Challenge: Transcribe every entry word for word. Skip the pictures.
----
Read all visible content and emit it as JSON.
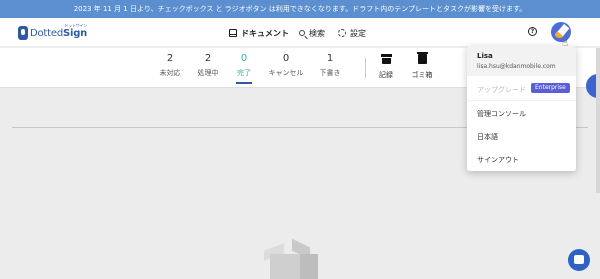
{
  "banner": {
    "text": "2023 年 11 月 1 日より、チェックボックス と ラジオボタン は利用できなくなります。ドラフト内のテンプレートとタスクが影響を受けます。"
  },
  "header": {
    "logo_light": "Dotted",
    "logo_bold": "Sign",
    "logo_sub": "ドットサイン",
    "nav": {
      "documents": "ドキュメント",
      "search": "検索",
      "settings": "設定"
    },
    "help_icon": "?"
  },
  "stats": [
    {
      "count": "2",
      "label": "未対応"
    },
    {
      "count": "2",
      "label": "処理中"
    },
    {
      "count": "0",
      "label": "完了"
    },
    {
      "count": "0",
      "label": "キャンセル"
    },
    {
      "count": "1",
      "label": "下書き"
    }
  ],
  "actions": {
    "archive": "記録",
    "trash": "ゴミ箱"
  },
  "active_tab": "完了",
  "user_menu": {
    "name": "Lisa",
    "email": "lisa.hsu@kdanmobile.com",
    "upgrade": "アップグレード",
    "plan_badge": "Enterprise",
    "admin_console": "管理コンソール",
    "language": "日本語",
    "sign_out": "サインアウト"
  },
  "colors": {
    "banner": "#5b8fd0",
    "accent_teal": "#2eb8a3",
    "brand_blue": "#2e5aa5",
    "badge": "#5b5fd4"
  },
  "icons": [
    "document-icon",
    "search-icon",
    "gear-icon",
    "help-icon",
    "avatar",
    "archive-icon",
    "trash-icon",
    "chat-icon",
    "empty-box-illustration"
  ]
}
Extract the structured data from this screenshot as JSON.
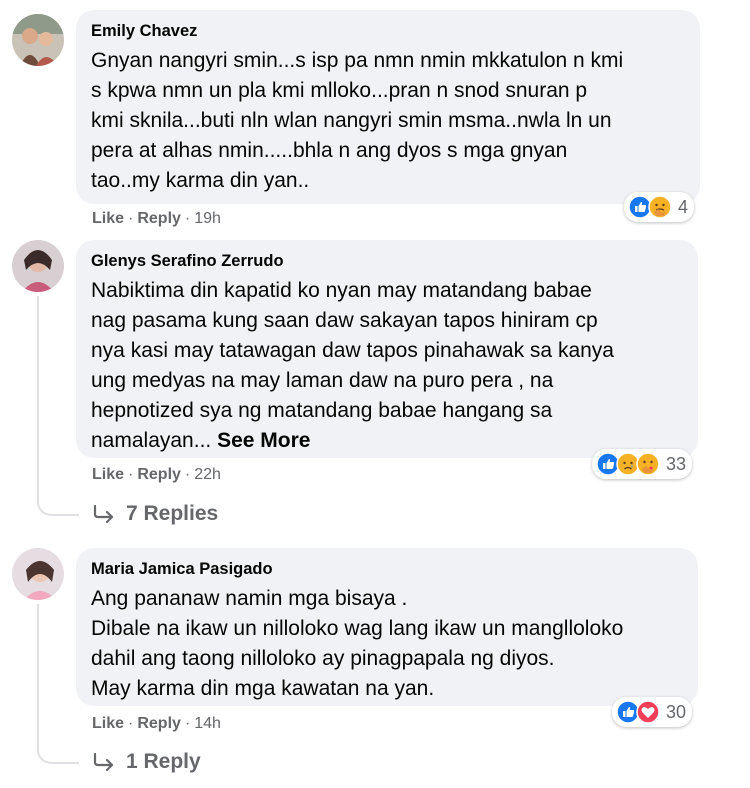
{
  "comments": [
    {
      "author": "Emily Chavez",
      "lines": [
        "Gnyan nangyri smin...s isp pa nmn nmin mkkatulon n kmi",
        "s kpwa nmn un pla kmi mlloko...pran n snod snuran p",
        "kmi sknila...buti nln wlan nangyri smin msma..nwla ln un",
        "pera at alhas nmin.....bhla n ang dyos s mga gnyan",
        "tao..my karma din yan.."
      ],
      "like_label": "Like",
      "reply_label": "Reply",
      "separator": "·",
      "time": "19h",
      "reaction_icons": [
        "like-icon",
        "care-icon"
      ],
      "reaction_count": "4"
    },
    {
      "author": "Glenys Serafino Zerrudo",
      "lines": [
        "Nabiktima din kapatid ko nyan may matandang babae",
        "nag pasama kung saan daw sakayan tapos hiniram cp",
        "nya kasi may tatawagan daw tapos pinahawak sa kanya",
        "ung medyas na may laman daw na puro pera , na",
        "hepnotized sya ng matandang babae hangang sa",
        "namalayan... "
      ],
      "see_more": "See More",
      "like_label": "Like",
      "reply_label": "Reply",
      "separator": "·",
      "time": "22h",
      "reaction_icons": [
        "like-icon",
        "sad-icon",
        "care-icon"
      ],
      "reaction_count": "33",
      "replies_label": "7 Replies"
    },
    {
      "author": "Maria Jamica Pasigado",
      "lines": [
        "Ang pananaw namin mga bisaya .",
        "Dibale na ikaw un nilloloko wag lang ikaw un manglloloko",
        "dahil ang taong nilloloko ay pinagpapala ng diyos.",
        "May karma din mga kawatan na yan."
      ],
      "like_label": "Like",
      "reply_label": "Reply",
      "separator": "·",
      "time": "14h",
      "reaction_icons": [
        "like-icon",
        "love-icon"
      ],
      "reaction_count": "30",
      "replies_label": "1 Reply"
    }
  ],
  "colors": {
    "bubble": "#f0f2f5",
    "secondary_text": "#65676b",
    "like_blue": "#1877f2",
    "love_red": "#f33e58",
    "care_yellow": "#f7b125"
  }
}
----
Task answer:
Read all visible content and emit it as JSON.
{
  "banner": {
    "text": "2023 年 11 月 1 日より、チェックボックス と ラジオボタン は利用できなくなります。ドラフト内のテンプレートとタスクが影響を受けます。"
  },
  "header": {
    "logo_light": "Dotted",
    "logo_bold": "Sign",
    "logo_sub": "ドットサイン",
    "nav": {
      "documents": "ドキュメント",
      "search": "検索",
      "settings": "設定"
    },
    "help_icon": "?"
  },
  "stats": [
    {
      "count": "2",
      "label": "未対応"
    },
    {
      "count": "2",
      "label": "処理中"
    },
    {
      "count": "0",
      "label": "完了"
    },
    {
      "count": "0",
      "label": "キャンセル"
    },
    {
      "count": "1",
      "label": "下書き"
    }
  ],
  "actions": {
    "archive": "記録",
    "trash": "ゴミ箱"
  },
  "active_tab": "完了",
  "user_menu": {
    "name": "Lisa",
    "email": "lisa.hsu@kdanmobile.com",
    "upgrade": "アップグレード",
    "plan_badge": "Enterprise",
    "admin_console": "管理コンソール",
    "language": "日本語",
    "sign_out": "サインアウト"
  },
  "colors": {
    "banner": "#5b8fd0",
    "accent_teal": "#2eb8a3",
    "brand_blue": "#2e5aa5",
    "badge": "#5b5fd4"
  },
  "icons": [
    "document-icon",
    "search-icon",
    "gear-icon",
    "help-icon",
    "avatar",
    "archive-icon",
    "trash-icon",
    "chat-icon",
    "empty-box-illustration"
  ]
}
Extract the structured data from this screenshot as JSON.
{
  "comments": [
    {
      "author": "Emily Chavez",
      "lines": [
        "Gnyan nangyri smin...s isp pa nmn nmin mkkatulon n kmi",
        "s kpwa nmn un pla kmi mlloko...pran n snod snuran p",
        "kmi sknila...buti nln wlan nangyri smin msma..nwla ln un",
        "pera at alhas nmin.....bhla n ang dyos s mga gnyan",
        "tao..my karma din yan.."
      ],
      "like_label": "Like",
      "reply_label": "Reply",
      "separator": "·",
      "time": "19h",
      "reaction_icons": [
        "like-icon",
        "care-icon"
      ],
      "reaction_count": "4"
    },
    {
      "author": "Glenys Serafino Zerrudo",
      "lines": [
        "Nabiktima din kapatid ko nyan may matandang babae",
        "nag pasama kung saan daw sakayan tapos hiniram cp",
        "nya kasi may tatawagan daw tapos pinahawak sa kanya",
        "ung medyas na may laman daw na puro pera , na",
        "hepnotized sya ng matandang babae hangang sa",
        "namalayan... "
      ],
      "see_more": "See More",
      "like_label": "Like",
      "reply_label": "Reply",
      "separator": "·",
      "time": "22h",
      "reaction_icons": [
        "like-icon",
        "sad-icon",
        "care-icon"
      ],
      "reaction_count": "33",
      "replies_label": "7 Replies"
    },
    {
      "author": "Maria Jamica Pasigado",
      "lines": [
        "Ang pananaw namin mga bisaya .",
        "Dibale na ikaw un nilloloko wag lang ikaw un manglloloko",
        "dahil ang taong nilloloko ay pinagpapala ng diyos.",
        "May karma din mga kawatan na yan."
      ],
      "like_label": "Like",
      "reply_label": "Reply",
      "separator": "·",
      "time": "14h",
      "reaction_icons": [
        "like-icon",
        "love-icon"
      ],
      "reaction_count": "30",
      "replies_label": "1 Reply"
    }
  ],
  "colors": {
    "bubble": "#f0f2f5",
    "secondary_text": "#65676b",
    "like_blue": "#1877f2",
    "love_red": "#f33e58",
    "care_yellow": "#f7b125"
  }
}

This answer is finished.